Report how many lines of the following entries include the string "placebo"; respond with the number alone.

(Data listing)
[Begin]

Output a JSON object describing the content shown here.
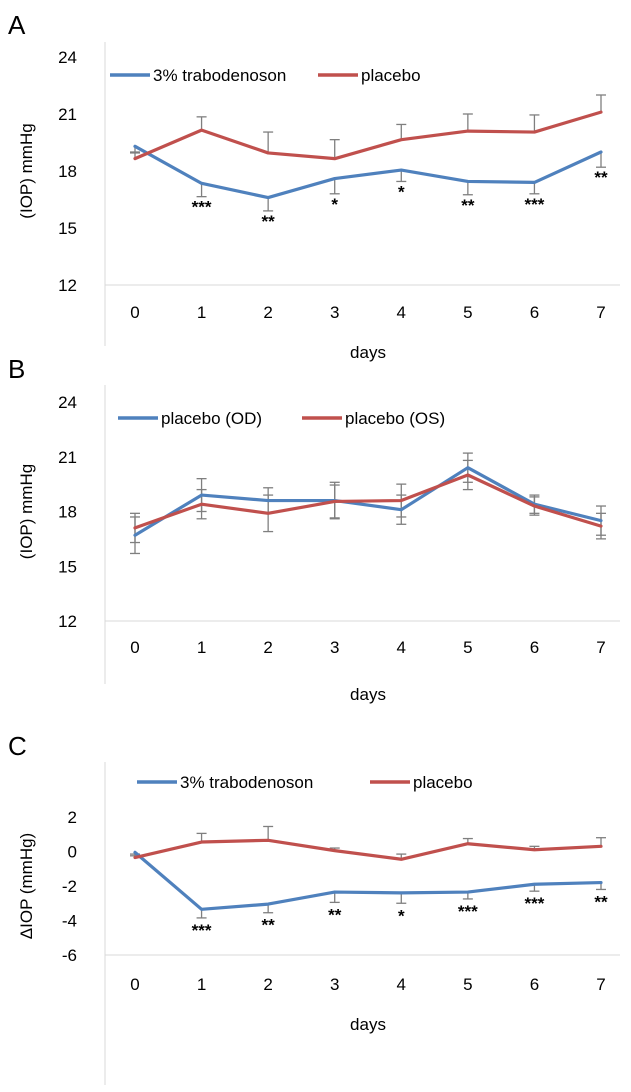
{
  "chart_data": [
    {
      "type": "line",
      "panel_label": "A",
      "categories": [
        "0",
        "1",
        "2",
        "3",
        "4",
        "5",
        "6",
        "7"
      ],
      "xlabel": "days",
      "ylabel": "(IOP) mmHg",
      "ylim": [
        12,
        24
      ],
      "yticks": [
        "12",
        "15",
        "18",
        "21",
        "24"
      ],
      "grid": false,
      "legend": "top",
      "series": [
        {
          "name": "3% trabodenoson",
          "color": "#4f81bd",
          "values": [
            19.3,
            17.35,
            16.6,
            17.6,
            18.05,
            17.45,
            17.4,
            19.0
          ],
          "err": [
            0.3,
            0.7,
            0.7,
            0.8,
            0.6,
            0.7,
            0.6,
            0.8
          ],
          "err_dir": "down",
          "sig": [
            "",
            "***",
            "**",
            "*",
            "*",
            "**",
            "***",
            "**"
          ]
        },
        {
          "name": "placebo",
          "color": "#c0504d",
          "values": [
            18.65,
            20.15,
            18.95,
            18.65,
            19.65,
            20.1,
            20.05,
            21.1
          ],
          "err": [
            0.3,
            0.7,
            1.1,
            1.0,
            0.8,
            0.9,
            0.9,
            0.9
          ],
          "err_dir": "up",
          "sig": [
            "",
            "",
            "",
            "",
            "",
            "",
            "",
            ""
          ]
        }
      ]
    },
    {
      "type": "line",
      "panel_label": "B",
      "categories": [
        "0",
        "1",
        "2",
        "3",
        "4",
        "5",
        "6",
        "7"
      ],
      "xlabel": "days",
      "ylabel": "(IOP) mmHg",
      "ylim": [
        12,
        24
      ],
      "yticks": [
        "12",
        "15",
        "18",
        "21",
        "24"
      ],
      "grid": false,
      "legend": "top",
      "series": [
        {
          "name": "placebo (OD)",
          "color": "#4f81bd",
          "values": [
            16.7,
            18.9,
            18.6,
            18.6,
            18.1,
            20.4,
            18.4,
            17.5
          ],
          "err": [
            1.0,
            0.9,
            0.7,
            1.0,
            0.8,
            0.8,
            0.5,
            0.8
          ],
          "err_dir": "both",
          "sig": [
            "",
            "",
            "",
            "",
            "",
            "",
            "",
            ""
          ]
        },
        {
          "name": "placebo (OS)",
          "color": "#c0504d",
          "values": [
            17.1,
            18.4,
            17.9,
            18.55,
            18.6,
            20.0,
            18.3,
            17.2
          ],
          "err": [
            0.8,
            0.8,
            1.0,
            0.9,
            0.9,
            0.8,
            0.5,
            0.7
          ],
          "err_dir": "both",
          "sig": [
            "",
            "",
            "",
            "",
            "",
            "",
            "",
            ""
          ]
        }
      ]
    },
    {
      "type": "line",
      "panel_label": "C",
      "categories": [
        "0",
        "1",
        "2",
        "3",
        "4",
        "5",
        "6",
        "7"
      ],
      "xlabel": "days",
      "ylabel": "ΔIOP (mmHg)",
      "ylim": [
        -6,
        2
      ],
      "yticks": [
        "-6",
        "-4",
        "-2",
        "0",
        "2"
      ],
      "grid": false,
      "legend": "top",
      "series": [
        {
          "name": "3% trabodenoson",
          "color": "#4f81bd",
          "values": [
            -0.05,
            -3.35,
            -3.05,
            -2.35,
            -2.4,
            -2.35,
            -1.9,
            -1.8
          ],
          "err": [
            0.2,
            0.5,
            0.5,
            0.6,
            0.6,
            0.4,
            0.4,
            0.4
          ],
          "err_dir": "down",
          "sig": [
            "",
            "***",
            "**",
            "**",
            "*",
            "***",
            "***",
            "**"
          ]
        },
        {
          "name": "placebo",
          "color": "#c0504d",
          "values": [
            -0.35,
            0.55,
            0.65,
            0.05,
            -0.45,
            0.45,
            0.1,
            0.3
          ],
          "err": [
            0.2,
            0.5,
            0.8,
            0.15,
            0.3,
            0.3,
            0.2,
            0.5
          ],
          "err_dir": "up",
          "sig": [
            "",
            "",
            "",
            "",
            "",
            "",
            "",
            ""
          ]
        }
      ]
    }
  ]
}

[End]

◆ **Complete response**: 4